How to complete this task: Extend the forum thread below about getting pfSense Suricata logs into Filebeat, picking up after its last sentence.

***** Supplied passage

I have filebeat running but how exactly do I get the logs from pfsense to filebeat. At a lost for this.
More or less followed this guide:
https://www.digitalocean.com/community/tutorials/how-to-build-a-siem-with-suricata-and-elastic-stack-on-ubuntu-20-04 -
I have not done so personally, but the general idea is you install a
filebeat
client on pfSense and configure that client to ingest the EVE JSON logs on the firewall. You will find them under/var/log/suricata/suricata_xxxx/
on the firewall where the suricata_xxxx part will be a unique subdirectory for each configured Suricata interface that includes the physical interface name combined with a random UUID number.Here is a general overview link for
filebeat
: https://www.elastic.co/guide/en/beats/filebeat/current/filebeat-overview.html.You have to tell the client what kind of logs to ingest and where to pull them from. Here is the documentation for that: https://www.elastic.co/guide/en/beats/filebeat/current/configuration-filebeat-options.html. Unfortunately, many of these packages change their input formatting somewhat frequently, so you will likely have to dig around on Google to find the "current" config parameters needed to ingest Suricata 6.0.x EVE logs.

**********
***** Input data

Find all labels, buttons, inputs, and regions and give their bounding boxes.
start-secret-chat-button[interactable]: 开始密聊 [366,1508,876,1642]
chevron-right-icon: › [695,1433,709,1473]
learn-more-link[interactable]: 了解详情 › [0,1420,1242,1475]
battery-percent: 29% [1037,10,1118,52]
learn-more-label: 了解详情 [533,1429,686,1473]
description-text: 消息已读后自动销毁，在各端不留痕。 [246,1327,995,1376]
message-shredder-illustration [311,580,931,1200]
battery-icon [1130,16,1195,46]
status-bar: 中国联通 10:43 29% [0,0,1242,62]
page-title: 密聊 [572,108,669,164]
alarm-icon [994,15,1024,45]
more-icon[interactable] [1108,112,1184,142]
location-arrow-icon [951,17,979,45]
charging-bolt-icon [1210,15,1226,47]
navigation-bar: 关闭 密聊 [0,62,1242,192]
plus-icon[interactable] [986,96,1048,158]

**********

Output of the exercise:
Here is the documentation for establishing an output destination for
filebeat
: https://www.elastic.co/guide/en/beats/filebeat/current/configuring-output.html.The basic process is to install and configure the client on the pfSense firewall, and then configure the client to output (or send) ingested log data from the pfSense firewall over the network to your ELK stack running on the Ubuntu machine.
I added a note to my internal Suricata package issue tracking to investigate a primitive means to at least allow display of the captured payloads in the GUI if that option is enabled. There will be only limited usefulness there, though, because the vast majority of the time the payload is going to be encrypted.